Dataset rows about figures
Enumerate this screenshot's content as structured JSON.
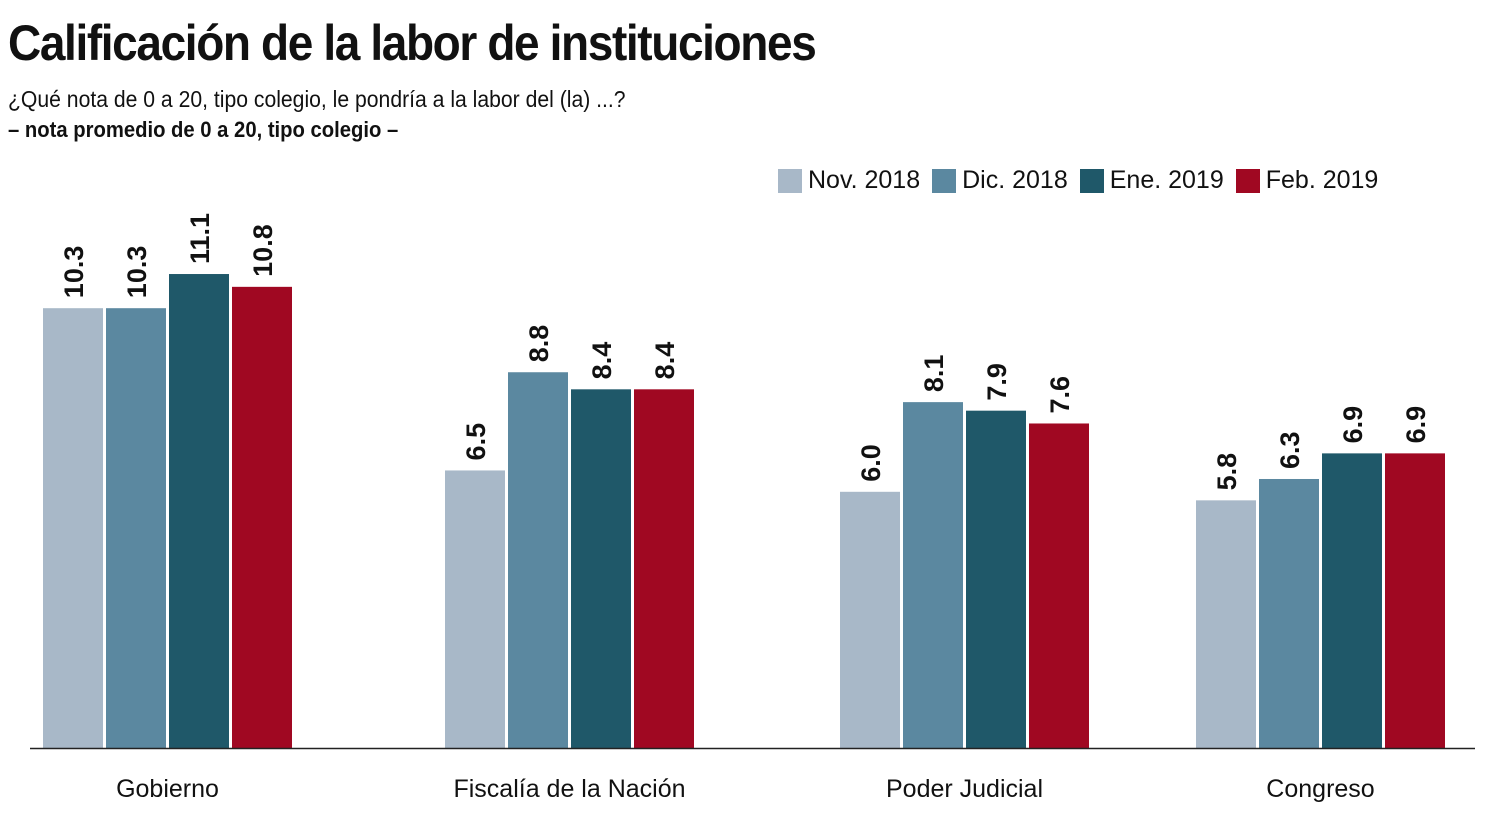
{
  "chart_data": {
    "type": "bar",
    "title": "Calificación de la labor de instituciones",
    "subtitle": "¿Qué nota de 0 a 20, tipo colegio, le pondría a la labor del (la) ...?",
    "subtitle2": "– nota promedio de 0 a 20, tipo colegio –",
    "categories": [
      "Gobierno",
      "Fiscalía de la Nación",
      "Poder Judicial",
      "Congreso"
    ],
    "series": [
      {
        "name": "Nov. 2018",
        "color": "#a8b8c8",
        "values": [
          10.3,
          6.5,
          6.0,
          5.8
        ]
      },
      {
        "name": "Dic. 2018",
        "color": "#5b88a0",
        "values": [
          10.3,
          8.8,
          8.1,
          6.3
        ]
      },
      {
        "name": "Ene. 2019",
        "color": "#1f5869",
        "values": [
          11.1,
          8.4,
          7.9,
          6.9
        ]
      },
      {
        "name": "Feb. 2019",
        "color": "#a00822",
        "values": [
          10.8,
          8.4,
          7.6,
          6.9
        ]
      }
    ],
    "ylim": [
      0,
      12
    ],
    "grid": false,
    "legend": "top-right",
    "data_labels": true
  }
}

→ **THE TASK**: Transcribe the preceding listing in its entirety and with exact wording, leaving out pictures.

→ **FINISHED TASK**:
Enumerate this screenshot's content as structured JSON.
{
  "chart_data": {
    "type": "bar",
    "title": "Calificación de la labor de instituciones",
    "subtitle": "¿Qué nota de 0 a 20, tipo colegio, le pondría a la labor del (la) ...?",
    "subtitle2": "– nota promedio de 0 a 20, tipo colegio –",
    "categories": [
      "Gobierno",
      "Fiscalía de la Nación",
      "Poder Judicial",
      "Congreso"
    ],
    "series": [
      {
        "name": "Nov. 2018",
        "color": "#a8b8c8",
        "values": [
          10.3,
          6.5,
          6.0,
          5.8
        ]
      },
      {
        "name": "Dic. 2018",
        "color": "#5b88a0",
        "values": [
          10.3,
          8.8,
          8.1,
          6.3
        ]
      },
      {
        "name": "Ene. 2019",
        "color": "#1f5869",
        "values": [
          11.1,
          8.4,
          7.9,
          6.9
        ]
      },
      {
        "name": "Feb. 2019",
        "color": "#a00822",
        "values": [
          10.8,
          8.4,
          7.6,
          6.9
        ]
      }
    ],
    "ylim": [
      0,
      12
    ],
    "grid": false,
    "legend": "top-right",
    "data_labels": true
  }
}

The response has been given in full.